• Problem details:
Quote all of the data below exactly, please.

• Given records:
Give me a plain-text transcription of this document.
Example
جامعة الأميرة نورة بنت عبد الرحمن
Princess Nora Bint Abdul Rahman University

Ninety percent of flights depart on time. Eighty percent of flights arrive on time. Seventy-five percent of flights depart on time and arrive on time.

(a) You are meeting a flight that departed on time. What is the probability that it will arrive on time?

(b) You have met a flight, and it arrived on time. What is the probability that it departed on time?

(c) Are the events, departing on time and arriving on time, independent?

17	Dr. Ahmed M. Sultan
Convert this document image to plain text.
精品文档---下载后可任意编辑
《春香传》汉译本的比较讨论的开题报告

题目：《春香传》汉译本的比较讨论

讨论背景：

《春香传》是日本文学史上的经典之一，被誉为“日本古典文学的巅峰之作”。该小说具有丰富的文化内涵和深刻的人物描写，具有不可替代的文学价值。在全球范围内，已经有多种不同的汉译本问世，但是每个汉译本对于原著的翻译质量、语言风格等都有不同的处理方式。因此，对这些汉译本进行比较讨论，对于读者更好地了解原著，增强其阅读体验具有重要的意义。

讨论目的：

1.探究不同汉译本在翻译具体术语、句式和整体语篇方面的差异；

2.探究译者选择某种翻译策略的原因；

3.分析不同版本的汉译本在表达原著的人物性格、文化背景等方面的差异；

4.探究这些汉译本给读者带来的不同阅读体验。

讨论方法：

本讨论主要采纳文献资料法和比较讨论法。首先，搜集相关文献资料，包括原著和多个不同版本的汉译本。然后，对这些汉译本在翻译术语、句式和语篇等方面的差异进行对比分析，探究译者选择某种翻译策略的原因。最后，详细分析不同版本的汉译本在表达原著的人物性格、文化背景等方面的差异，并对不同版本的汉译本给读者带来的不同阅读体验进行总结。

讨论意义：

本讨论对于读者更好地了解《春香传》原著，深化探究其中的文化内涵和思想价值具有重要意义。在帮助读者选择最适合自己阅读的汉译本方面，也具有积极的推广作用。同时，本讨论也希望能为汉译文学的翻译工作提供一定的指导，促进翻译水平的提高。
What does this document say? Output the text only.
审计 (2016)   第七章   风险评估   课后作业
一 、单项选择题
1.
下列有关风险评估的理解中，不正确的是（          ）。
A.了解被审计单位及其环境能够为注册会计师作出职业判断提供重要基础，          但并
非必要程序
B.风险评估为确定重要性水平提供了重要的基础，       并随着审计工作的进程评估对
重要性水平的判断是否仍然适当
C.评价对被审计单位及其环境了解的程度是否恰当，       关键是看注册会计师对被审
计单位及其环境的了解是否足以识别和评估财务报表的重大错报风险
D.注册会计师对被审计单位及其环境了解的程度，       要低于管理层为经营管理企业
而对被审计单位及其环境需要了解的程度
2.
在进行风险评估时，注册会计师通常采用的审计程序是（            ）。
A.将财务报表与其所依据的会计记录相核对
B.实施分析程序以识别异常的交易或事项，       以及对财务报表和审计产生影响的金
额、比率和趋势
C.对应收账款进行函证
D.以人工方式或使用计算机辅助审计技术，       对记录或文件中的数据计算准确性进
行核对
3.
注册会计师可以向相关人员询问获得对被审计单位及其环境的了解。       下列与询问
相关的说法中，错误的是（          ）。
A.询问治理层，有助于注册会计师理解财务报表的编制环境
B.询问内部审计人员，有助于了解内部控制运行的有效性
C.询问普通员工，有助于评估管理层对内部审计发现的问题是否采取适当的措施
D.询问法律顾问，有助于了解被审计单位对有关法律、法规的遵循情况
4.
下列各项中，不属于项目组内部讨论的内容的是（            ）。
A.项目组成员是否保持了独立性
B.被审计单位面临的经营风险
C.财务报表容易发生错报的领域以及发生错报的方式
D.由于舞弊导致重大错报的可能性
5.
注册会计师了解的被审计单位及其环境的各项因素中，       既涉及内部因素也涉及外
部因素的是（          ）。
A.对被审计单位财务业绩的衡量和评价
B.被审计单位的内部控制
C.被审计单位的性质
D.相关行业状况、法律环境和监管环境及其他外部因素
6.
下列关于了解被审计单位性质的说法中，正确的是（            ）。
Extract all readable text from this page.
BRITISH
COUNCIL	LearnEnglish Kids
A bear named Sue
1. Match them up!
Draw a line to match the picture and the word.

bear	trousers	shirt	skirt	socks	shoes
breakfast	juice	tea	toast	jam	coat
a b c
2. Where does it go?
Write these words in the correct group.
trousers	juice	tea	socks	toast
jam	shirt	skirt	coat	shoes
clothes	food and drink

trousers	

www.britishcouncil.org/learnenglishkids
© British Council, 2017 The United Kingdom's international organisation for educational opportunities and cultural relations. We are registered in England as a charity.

• Answer to this task:
Give me a plain-text transcription of this document.
Example
جامعة الأميرة نورة بنت عبد الرحمن
Princess Nora Bint Abdul Rahman University

Ninety percent of flights depart on time. Eighty percent of flights arrive on time. Seventy-five percent of flights depart on time and arrive on time.

(a) You are meeting a flight that departed on time. What is the probability that it will arrive on time?

(b) You have met a flight, and it arrived on time. What is the probability that it departed on time?

(c) Are the events, departing on time and arriving on time, independent?

17	Dr. Ahmed M. Sultan
Convert this document image to plain text.
精品文档---下载后可任意编辑
《春香传》汉译本的比较讨论的开题报告

题目：《春香传》汉译本的比较讨论

讨论背景：

《春香传》是日本文学史上的经典之一，被誉为“日本古典文学的巅峰之作”。该小说具有丰富的文化内涵和深刻的人物描写，具有不可替代的文学价值。在全球范围内，已经有多种不同的汉译本问世，但是每个汉译本对于原著的翻译质量、语言风格等都有不同的处理方式。因此，对这些汉译本进行比较讨论，对于读者更好地了解原著，增强其阅读体验具有重要的意义。

讨论目的：

1.探究不同汉译本在翻译具体术语、句式和整体语篇方面的差异；

2.探究译者选择某种翻译策略的原因；

3.分析不同版本的汉译本在表达原著的人物性格、文化背景等方面的差异；

4.探究这些汉译本给读者带来的不同阅读体验。

讨论方法：

本讨论主要采纳文献资料法和比较讨论法。首先，搜集相关文献资料，包括原著和多个不同版本的汉译本。然后，对这些汉译本在翻译术语、句式和语篇等方面的差异进行对比分析，探究译者选择某种翻译策略的原因。最后，详细分析不同版本的汉译本在表达原著的人物性格、文化背景等方面的差异，并对不同版本的汉译本给读者带来的不同阅读体验进行总结。

讨论意义：

本讨论对于读者更好地了解《春香传》原著，深化探究其中的文化内涵和思想价值具有重要意义。在帮助读者选择最适合自己阅读的汉译本方面，也具有积极的推广作用。同时，本讨论也希望能为汉译文学的翻译工作提供一定的指导，促进翻译水平的提高。
What does this document say? Output the text only.
审计 (2016)   第七章   风险评估   课后作业
一 、单项选择题
1.
下列有关风险评估的理解中，不正确的是（          ）。
A.了解被审计单位及其环境能够为注册会计师作出职业判断提供重要基础，          但并
非必要程序
B.风险评估为确定重要性水平提供了重要的基础，       并随着审计工作的进程评估对
重要性水平的判断是否仍然适当
C.评价对被审计单位及其环境了解的程度是否恰当，       关键是看注册会计师对被审
计单位及其环境的了解是否足以识别和评估财务报表的重大错报风险
D.注册会计师对被审计单位及其环境了解的程度，       要低于管理层为经营管理企业
而对被审计单位及其环境需要了解的程度
2.
在进行风险评估时，注册会计师通常采用的审计程序是（            ）。
A.将财务报表与其所依据的会计记录相核对
B.实施分析程序以识别异常的交易或事项，       以及对财务报表和审计产生影响的金
额、比率和趋势
C.对应收账款进行函证
D.以人工方式或使用计算机辅助审计技术，       对记录或文件中的数据计算准确性进
行核对
3.
注册会计师可以向相关人员询问获得对被审计单位及其环境的了解。       下列与询问
相关的说法中，错误的是（          ）。
A.询问治理层，有助于注册会计师理解财务报表的编制环境
B.询问内部审计人员，有助于了解内部控制运行的有效性
C.询问普通员工，有助于评估管理层对内部审计发现的问题是否采取适当的措施
D.询问法律顾问，有助于了解被审计单位对有关法律、法规的遵循情况
4.
下列各项中，不属于项目组内部讨论的内容的是（            ）。
A.项目组成员是否保持了独立性
B.被审计单位面临的经营风险
C.财务报表容易发生错报的领域以及发生错报的方式
D.由于舞弊导致重大错报的可能性
5.
注册会计师了解的被审计单位及其环境的各项因素中，       既涉及内部因素也涉及外
部因素的是（          ）。
A.对被审计单位财务业绩的衡量和评价
B.被审计单位的内部控制
C.被审计单位的性质
D.相关行业状况、法律环境和监管环境及其他外部因素
6.
下列关于了解被审计单位性质的说法中，正确的是（            ）。
Extract all readable text from this page.
BRITISH
COUNCIL	LearnEnglish Kids
A bear named Sue
1. Match them up!
Draw a line to match the picture and the word.

bear	trousers	shirt	skirt	socks	shoes
breakfast	juice	tea	toast	jam	coat
a b c
2. Where does it go?
Write these words in the correct group.
trousers	juice	tea	socks	toast
jam	shirt	skirt	coat	shoes
clothes	food and drink

trousers	

www.britishcouncil.org/learnenglishkids
© British Council, 2017 The United Kingdom's international organisation for educational opportunities and cultural relations. We are registered in England as a charity.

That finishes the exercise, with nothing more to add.